# Set problem:
Copy each line of the entries beneath that contains the word "content".

Data tied to figure images:
----------

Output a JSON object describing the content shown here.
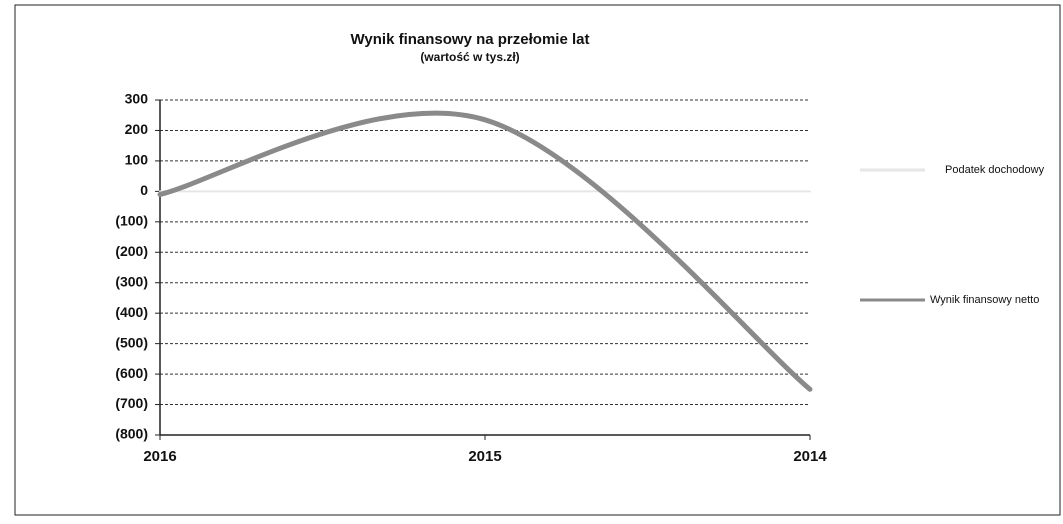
{
  "chart_data": {
    "type": "line",
    "title": "Wynik finansowy na przełomie lat",
    "subtitle": "(wartość w tys.zł)",
    "categories": [
      "2016",
      "2015",
      "2014"
    ],
    "series": [
      {
        "name": "Podatek dochodowy",
        "color": "#e6e6e6",
        "values": [
          0,
          0,
          0
        ]
      },
      {
        "name": "Wynik finansowy netto",
        "color": "#8a8a8a",
        "values": [
          -10,
          235,
          -650
        ]
      }
    ],
    "ylim": [
      -800,
      300
    ],
    "yticks": [
      {
        "value": -800,
        "label": "(800)"
      },
      {
        "value": -700,
        "label": "(700)"
      },
      {
        "value": -600,
        "label": "(600)"
      },
      {
        "value": -500,
        "label": "(500)"
      },
      {
        "value": -400,
        "label": "(400)"
      },
      {
        "value": -300,
        "label": "(300)"
      },
      {
        "value": -200,
        "label": "(200)"
      },
      {
        "value": -100,
        "label": "(100)"
      },
      0,
      100,
      200,
      300
    ],
    "grid": true,
    "smooth": true,
    "legend": "right"
  }
}
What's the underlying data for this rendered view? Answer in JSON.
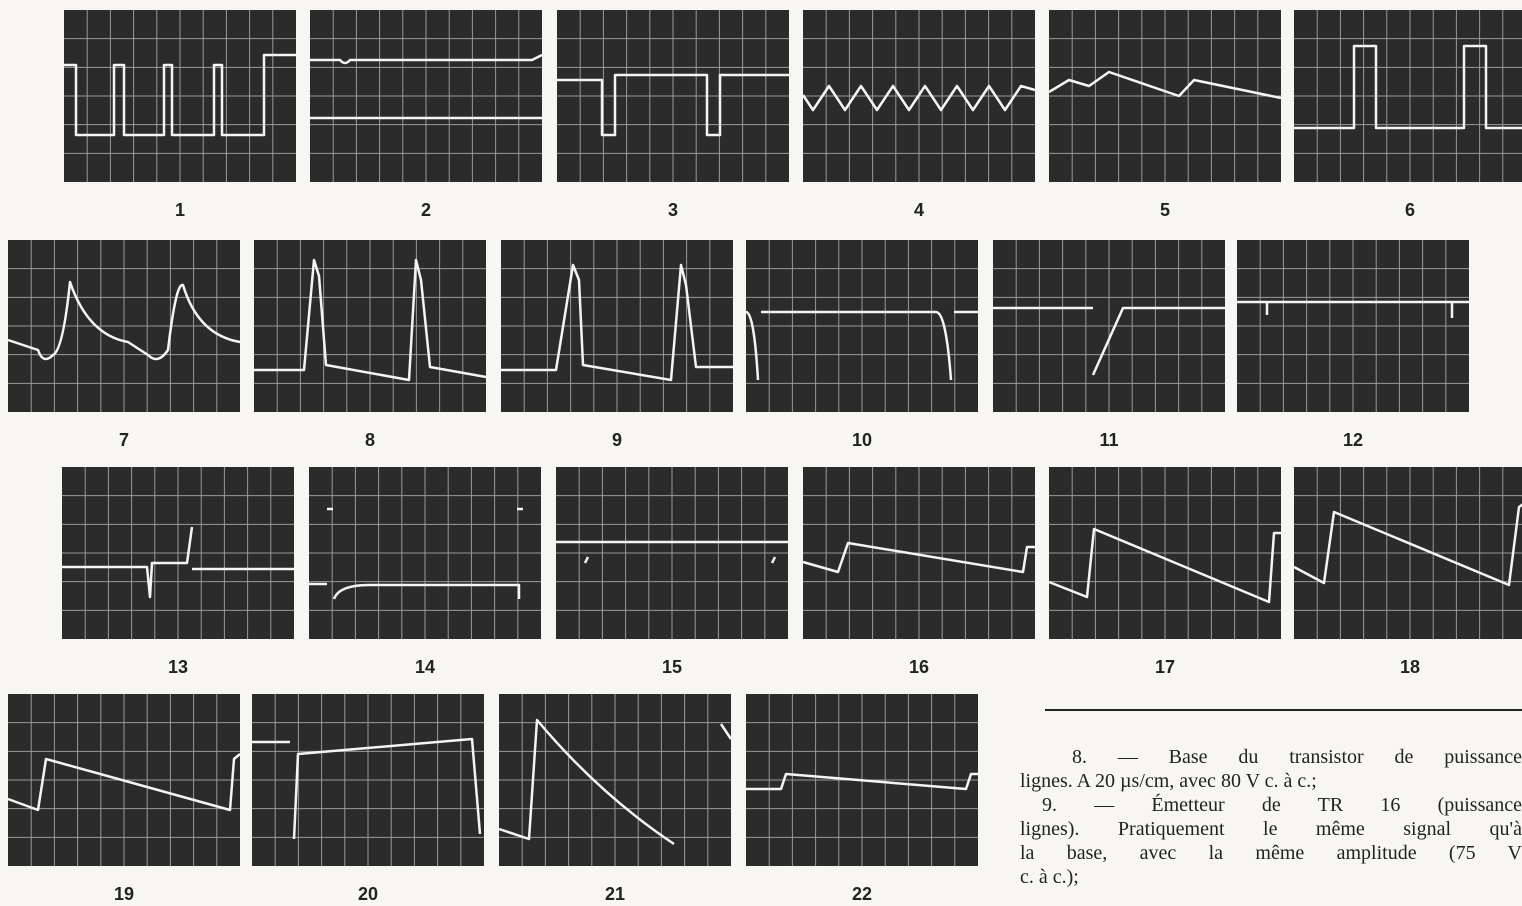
{
  "figure_labels": [
    "1",
    "2",
    "3",
    "4",
    "5",
    "6",
    "7",
    "8",
    "9",
    "10",
    "11",
    "12",
    "13",
    "14",
    "15",
    "16",
    "17",
    "18",
    "19",
    "20",
    "21",
    "22"
  ],
  "caption_lines": [
    "8. — Base du transistor de puissance",
    "lignes. A 20 µs/cm, avec 80 V c. à c.;",
    "9. — Émetteur de TR 16 (puissance",
    "lignes). Pratiquement le même signal qu'à",
    "la base, avec la même amplitude (75 V",
    "c. à c.);"
  ]
}
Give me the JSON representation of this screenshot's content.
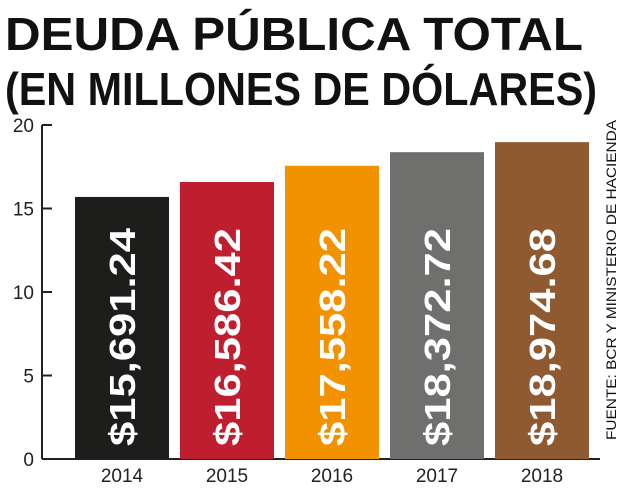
{
  "chart_data": {
    "type": "bar",
    "title": "DEUDA PÚBLICA TOTAL",
    "subtitle": "(EN MILLONES DE DÓLARES)",
    "source": "FUENTE: BCR Y MINISTERIO DE HACIENDA",
    "categories": [
      "2014",
      "2015",
      "2016",
      "2017",
      "2018"
    ],
    "values": [
      15.69124,
      16.58642,
      17.55822,
      18.37272,
      18.97468
    ],
    "value_labels": [
      "$15,691.24",
      "$16,586.42",
      "$17,558.22",
      "$18,372.72",
      "$18,974.68"
    ],
    "colors": [
      "#1d1d1b",
      "#be1e2d",
      "#f39200",
      "#6f6f6e",
      "#8f5a32"
    ],
    "ylim": [
      0,
      20
    ],
    "yticks": [
      0,
      5,
      10,
      15,
      20
    ]
  }
}
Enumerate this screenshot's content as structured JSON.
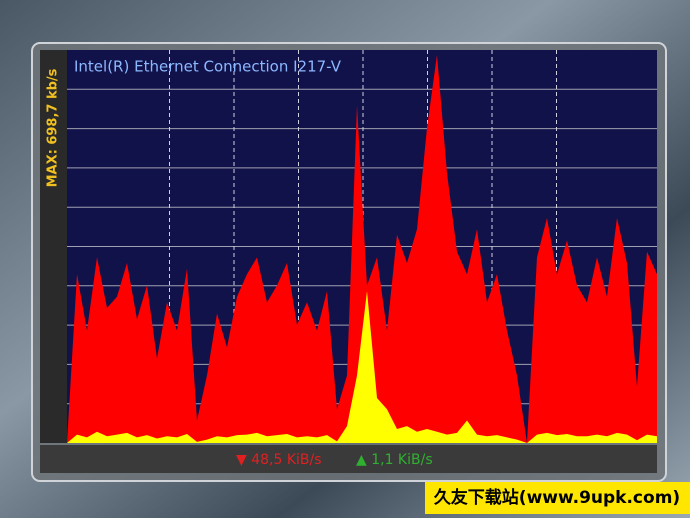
{
  "window": {
    "adapter": "Intel(R) Ethernet Connection I217-V",
    "max_label": "MAX: 698,7 kb/s",
    "download": "▼ 48,5 KiB/s",
    "upload": "▲ 1,1 KiB/s"
  },
  "chart_data": {
    "type": "area",
    "ylim": [
      0,
      698.7
    ],
    "grid": true,
    "series": [
      {
        "color": "#ff0000",
        "values": [
          0,
          300,
          200,
          330,
          240,
          260,
          320,
          220,
          280,
          150,
          250,
          200,
          310,
          40,
          120,
          230,
          170,
          260,
          300,
          330,
          250,
          280,
          320,
          210,
          250,
          200,
          270,
          60,
          120,
          600,
          280,
          330,
          200,
          370,
          320,
          380,
          560,
          690,
          480,
          340,
          300,
          380,
          250,
          300,
          200,
          120,
          0,
          330,
          400,
          300,
          360,
          280,
          250,
          330,
          260,
          400,
          320,
          100,
          340,
          300
        ]
      },
      {
        "color": "#ffff00",
        "values": [
          0,
          15,
          10,
          20,
          12,
          15,
          18,
          10,
          14,
          8,
          12,
          10,
          16,
          2,
          6,
          12,
          10,
          14,
          15,
          18,
          12,
          14,
          16,
          10,
          12,
          10,
          14,
          3,
          30,
          120,
          270,
          80,
          60,
          25,
          30,
          20,
          25,
          20,
          15,
          18,
          40,
          15,
          12,
          14,
          10,
          6,
          0,
          15,
          18,
          14,
          16,
          12,
          12,
          15,
          12,
          18,
          15,
          5,
          15,
          12
        ]
      }
    ]
  },
  "watermark": "久友下载站(www.9upk.com)"
}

----------

# Result below:
Output a JSON object describing the content shown here.
Give me the JSON representation of this screenshot's content.
Enumerate this screenshot's content as structured JSON.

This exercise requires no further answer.